--- START Materials provided ---

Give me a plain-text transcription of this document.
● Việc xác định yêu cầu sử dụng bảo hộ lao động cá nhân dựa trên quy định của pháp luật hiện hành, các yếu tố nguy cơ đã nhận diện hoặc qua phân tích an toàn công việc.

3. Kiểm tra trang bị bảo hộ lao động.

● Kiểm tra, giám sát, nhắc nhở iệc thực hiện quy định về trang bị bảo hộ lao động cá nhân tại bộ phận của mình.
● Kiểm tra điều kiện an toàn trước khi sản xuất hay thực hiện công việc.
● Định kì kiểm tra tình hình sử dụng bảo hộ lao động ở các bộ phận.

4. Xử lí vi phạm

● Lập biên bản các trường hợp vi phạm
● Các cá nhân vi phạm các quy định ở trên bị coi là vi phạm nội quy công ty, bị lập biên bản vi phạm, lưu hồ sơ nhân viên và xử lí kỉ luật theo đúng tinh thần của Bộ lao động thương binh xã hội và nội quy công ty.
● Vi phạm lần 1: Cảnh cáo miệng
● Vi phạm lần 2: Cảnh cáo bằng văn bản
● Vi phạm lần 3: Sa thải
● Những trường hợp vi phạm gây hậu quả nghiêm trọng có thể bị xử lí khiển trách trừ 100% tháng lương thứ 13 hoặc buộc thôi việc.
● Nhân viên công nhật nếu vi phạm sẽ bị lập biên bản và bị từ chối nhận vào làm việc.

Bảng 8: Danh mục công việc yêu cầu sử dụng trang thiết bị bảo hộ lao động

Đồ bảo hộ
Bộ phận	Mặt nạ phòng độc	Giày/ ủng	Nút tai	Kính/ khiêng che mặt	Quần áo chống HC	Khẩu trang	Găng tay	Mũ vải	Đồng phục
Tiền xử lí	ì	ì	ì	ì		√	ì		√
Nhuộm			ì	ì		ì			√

--- END Materials provided ---

=== Task requirements ===
Scan the listing above for the word "hoặc" and show each line where it is found.

=== Solution for this task ===
● Việc xác định yêu cầu sử dụng bảo hộ lao động cá nhân dựa trên quy định của pháp luật hiện hành, các yếu tố nguy cơ đã nhận diện hoặc qua phân tích an toàn công việc.
● Những trường hợp vi phạm gây hậu quả nghiêm trọng có thể bị xử lí khiển trách trừ 100% tháng lương thứ 13 hoặc buộc thôi việc.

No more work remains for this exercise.